* **What the exercise asks**: Give only the number of lines in these records that contain the word "color".

* **Rows from a dataset**:
====

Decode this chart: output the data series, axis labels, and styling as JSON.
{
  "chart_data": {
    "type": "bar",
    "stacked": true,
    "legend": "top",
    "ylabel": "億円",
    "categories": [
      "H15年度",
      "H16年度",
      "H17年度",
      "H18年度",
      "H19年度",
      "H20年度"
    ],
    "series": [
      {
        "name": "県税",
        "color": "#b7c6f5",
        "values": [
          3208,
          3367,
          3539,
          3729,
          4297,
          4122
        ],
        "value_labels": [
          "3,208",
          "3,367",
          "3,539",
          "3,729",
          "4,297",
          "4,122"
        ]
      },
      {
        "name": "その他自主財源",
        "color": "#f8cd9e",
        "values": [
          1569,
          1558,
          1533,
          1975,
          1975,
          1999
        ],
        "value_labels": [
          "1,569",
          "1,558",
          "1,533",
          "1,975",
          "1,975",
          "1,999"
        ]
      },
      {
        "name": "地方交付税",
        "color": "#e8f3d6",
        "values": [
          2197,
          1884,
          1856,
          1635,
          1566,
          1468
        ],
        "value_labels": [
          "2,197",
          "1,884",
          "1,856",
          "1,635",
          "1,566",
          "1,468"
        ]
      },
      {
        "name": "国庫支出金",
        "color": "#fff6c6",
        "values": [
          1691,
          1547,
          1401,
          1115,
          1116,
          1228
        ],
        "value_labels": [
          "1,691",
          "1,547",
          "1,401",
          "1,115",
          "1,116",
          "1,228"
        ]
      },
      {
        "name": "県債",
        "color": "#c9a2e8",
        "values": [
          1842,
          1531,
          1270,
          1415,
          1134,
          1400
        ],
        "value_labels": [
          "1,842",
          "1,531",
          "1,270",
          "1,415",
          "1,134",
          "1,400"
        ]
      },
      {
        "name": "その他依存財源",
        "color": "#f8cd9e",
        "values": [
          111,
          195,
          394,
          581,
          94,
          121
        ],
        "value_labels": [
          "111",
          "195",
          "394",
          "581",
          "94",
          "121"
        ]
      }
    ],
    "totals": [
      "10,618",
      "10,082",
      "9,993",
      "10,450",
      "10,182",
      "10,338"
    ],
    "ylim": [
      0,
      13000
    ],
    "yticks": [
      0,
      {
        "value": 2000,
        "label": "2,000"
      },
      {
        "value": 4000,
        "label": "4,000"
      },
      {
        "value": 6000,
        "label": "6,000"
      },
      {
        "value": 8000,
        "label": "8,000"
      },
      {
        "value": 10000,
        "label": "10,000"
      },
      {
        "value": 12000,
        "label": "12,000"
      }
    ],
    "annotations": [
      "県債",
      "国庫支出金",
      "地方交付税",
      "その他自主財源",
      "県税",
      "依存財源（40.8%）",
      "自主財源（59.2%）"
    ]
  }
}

====

* **Output below**: 6